Supplied records:
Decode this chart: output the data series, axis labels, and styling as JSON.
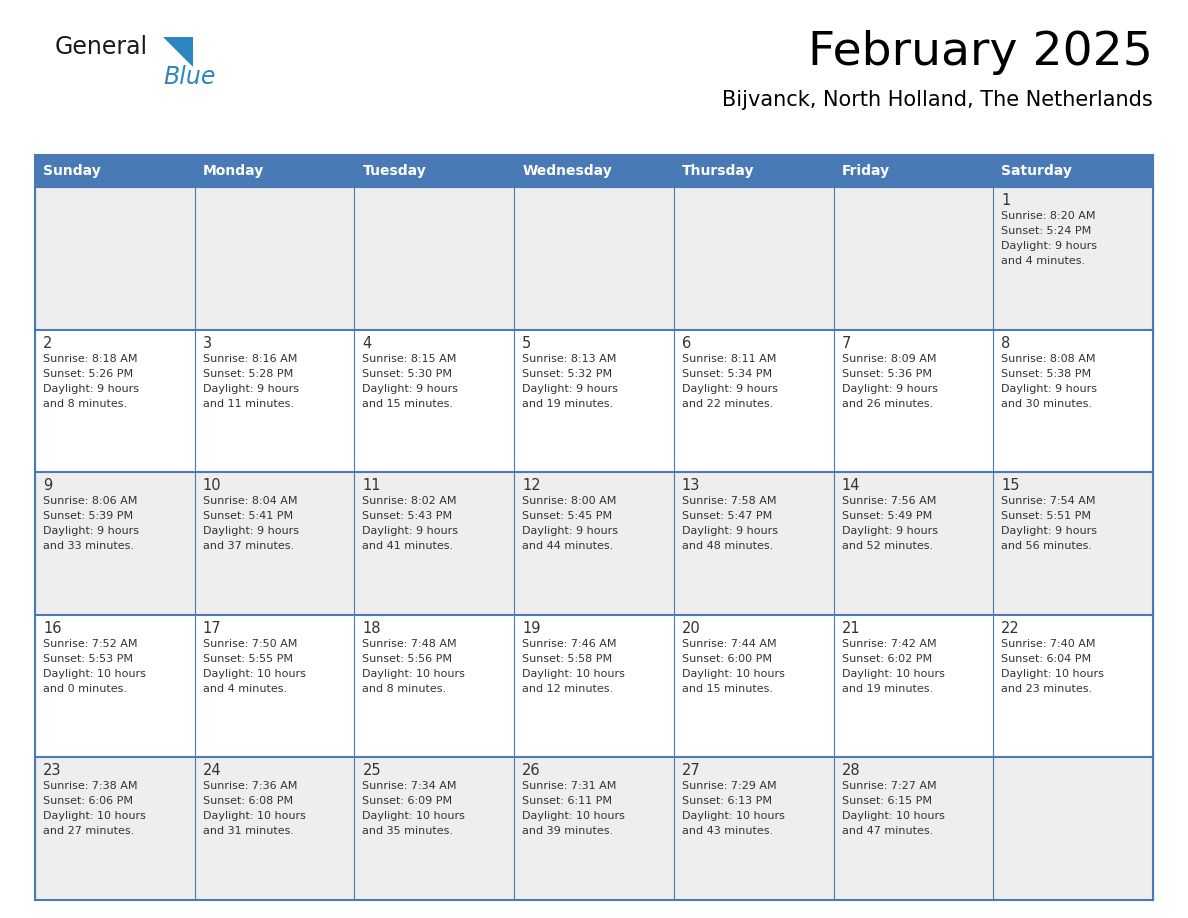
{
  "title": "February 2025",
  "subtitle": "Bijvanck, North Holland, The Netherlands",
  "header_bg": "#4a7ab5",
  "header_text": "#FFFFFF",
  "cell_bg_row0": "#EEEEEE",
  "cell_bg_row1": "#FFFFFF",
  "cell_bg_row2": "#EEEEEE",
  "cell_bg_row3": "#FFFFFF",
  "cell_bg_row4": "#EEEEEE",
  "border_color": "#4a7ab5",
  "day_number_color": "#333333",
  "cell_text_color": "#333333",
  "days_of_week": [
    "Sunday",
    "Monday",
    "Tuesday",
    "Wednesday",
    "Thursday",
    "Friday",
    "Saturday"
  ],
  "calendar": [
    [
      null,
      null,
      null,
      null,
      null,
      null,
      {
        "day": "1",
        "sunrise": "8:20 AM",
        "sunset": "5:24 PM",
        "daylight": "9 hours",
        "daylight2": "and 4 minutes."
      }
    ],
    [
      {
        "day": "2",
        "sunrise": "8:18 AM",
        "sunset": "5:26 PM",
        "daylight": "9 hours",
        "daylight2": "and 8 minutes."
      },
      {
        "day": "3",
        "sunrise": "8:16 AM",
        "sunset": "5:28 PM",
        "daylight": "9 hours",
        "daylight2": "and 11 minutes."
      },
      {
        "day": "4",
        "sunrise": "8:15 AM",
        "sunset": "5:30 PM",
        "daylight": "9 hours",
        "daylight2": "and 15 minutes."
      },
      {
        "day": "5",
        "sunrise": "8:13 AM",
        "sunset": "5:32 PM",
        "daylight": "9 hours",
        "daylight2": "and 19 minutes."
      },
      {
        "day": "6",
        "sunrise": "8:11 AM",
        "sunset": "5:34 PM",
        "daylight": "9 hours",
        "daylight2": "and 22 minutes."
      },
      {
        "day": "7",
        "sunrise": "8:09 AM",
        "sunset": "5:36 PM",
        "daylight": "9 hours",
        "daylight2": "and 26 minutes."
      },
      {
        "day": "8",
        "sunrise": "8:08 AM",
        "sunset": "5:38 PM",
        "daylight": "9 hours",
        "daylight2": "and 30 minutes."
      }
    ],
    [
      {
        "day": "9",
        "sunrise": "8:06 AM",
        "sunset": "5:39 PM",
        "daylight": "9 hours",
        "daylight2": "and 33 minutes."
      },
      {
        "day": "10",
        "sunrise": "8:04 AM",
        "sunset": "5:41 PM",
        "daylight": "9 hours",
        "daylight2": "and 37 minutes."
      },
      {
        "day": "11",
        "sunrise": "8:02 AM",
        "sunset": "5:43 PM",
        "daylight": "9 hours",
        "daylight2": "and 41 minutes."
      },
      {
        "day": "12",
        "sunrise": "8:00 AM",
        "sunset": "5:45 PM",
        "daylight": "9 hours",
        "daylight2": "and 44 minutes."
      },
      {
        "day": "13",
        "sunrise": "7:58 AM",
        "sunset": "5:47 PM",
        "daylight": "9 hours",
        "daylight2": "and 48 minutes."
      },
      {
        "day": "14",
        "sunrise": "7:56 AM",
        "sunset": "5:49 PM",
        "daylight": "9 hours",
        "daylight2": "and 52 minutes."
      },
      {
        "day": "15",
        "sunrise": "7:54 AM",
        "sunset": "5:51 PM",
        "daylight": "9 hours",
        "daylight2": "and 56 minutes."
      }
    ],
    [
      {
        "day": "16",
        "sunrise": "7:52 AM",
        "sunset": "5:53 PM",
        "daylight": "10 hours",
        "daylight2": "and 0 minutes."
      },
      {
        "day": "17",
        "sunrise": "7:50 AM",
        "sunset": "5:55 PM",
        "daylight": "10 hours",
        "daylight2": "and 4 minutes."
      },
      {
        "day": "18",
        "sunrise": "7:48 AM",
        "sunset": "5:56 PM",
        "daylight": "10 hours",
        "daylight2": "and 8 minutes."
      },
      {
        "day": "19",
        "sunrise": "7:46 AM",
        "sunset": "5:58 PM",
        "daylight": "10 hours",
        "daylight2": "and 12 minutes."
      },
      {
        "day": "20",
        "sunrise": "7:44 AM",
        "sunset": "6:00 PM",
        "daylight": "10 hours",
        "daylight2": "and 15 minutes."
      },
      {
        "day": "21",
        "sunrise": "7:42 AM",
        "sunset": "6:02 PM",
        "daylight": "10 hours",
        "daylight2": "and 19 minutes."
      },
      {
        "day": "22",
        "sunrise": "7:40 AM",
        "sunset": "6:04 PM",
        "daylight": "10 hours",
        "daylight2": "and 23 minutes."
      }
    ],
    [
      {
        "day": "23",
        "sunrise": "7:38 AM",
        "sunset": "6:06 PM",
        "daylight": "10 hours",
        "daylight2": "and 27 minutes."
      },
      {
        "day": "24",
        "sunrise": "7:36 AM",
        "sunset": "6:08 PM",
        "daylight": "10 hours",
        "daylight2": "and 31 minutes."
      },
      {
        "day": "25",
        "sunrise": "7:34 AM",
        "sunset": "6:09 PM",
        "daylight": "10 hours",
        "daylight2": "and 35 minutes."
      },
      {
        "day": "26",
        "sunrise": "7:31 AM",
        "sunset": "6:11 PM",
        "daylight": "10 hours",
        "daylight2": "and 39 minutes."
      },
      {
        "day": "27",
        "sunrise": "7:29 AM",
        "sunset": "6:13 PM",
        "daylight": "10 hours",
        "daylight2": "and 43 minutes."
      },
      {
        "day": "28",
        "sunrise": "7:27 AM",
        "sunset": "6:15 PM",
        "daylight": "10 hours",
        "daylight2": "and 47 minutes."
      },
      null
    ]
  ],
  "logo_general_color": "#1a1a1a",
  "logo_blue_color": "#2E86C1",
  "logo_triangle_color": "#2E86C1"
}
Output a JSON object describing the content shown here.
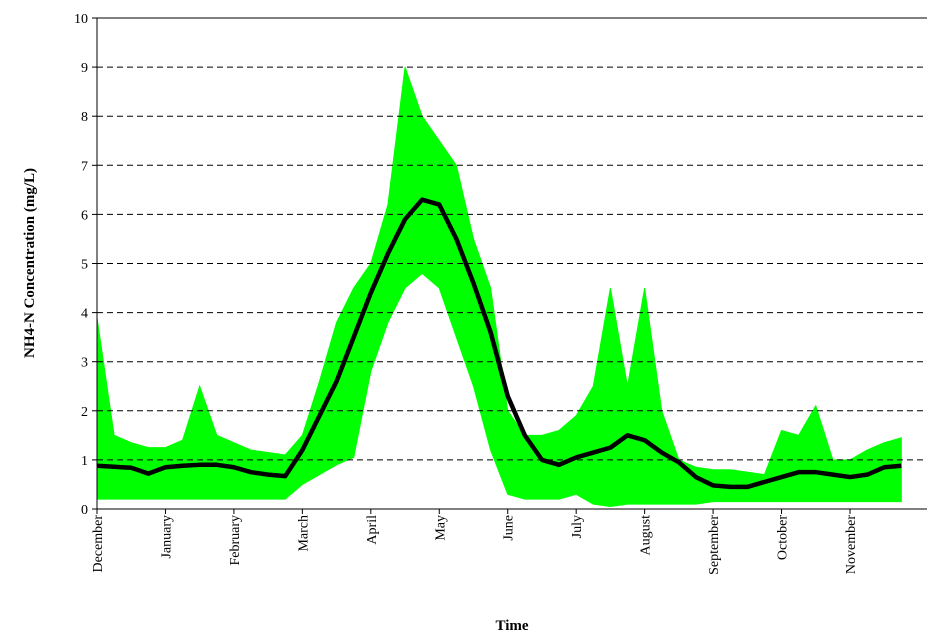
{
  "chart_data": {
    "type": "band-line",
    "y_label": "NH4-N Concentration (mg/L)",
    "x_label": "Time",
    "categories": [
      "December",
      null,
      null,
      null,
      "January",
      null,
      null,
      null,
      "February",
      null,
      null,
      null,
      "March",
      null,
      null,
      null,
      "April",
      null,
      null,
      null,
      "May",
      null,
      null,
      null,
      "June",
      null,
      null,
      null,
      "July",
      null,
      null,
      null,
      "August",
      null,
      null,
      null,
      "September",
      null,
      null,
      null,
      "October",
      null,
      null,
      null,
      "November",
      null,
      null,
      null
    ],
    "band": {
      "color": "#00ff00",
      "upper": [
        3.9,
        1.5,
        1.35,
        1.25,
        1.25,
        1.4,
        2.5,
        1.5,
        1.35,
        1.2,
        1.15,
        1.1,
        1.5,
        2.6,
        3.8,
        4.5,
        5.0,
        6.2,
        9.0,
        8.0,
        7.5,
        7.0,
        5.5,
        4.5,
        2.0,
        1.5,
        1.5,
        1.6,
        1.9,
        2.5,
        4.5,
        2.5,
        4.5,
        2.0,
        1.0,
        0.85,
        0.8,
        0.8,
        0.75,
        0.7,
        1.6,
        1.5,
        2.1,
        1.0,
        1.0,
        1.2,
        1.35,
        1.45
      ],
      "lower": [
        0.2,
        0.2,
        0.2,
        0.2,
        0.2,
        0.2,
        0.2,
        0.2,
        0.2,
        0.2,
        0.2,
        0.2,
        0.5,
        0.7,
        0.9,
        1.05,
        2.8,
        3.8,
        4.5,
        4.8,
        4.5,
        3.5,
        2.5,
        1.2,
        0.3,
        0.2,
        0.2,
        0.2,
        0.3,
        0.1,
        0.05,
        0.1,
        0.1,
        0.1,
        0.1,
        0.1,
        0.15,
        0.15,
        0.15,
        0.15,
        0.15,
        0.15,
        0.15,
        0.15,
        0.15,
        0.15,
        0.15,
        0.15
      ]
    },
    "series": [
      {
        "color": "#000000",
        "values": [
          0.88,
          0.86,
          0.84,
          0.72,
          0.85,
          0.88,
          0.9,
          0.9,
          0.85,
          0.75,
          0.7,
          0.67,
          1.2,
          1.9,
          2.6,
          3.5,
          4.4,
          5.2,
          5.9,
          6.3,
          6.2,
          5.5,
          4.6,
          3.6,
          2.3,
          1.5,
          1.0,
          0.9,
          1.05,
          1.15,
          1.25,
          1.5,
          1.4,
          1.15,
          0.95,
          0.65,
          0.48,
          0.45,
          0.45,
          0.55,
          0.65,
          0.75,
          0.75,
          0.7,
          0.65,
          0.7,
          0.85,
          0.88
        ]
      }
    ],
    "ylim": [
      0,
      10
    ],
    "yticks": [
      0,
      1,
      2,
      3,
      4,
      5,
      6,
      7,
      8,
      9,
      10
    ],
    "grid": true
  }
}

Short task: From the material above, gather all lines that include the string "FFFFFF" and copy them.

Solution for this exercise:
  "header_text": "#FFFFFF",
  "cell_bg_row1": "#FFFFFF",
  "cell_bg_row3": "#FFFFFF",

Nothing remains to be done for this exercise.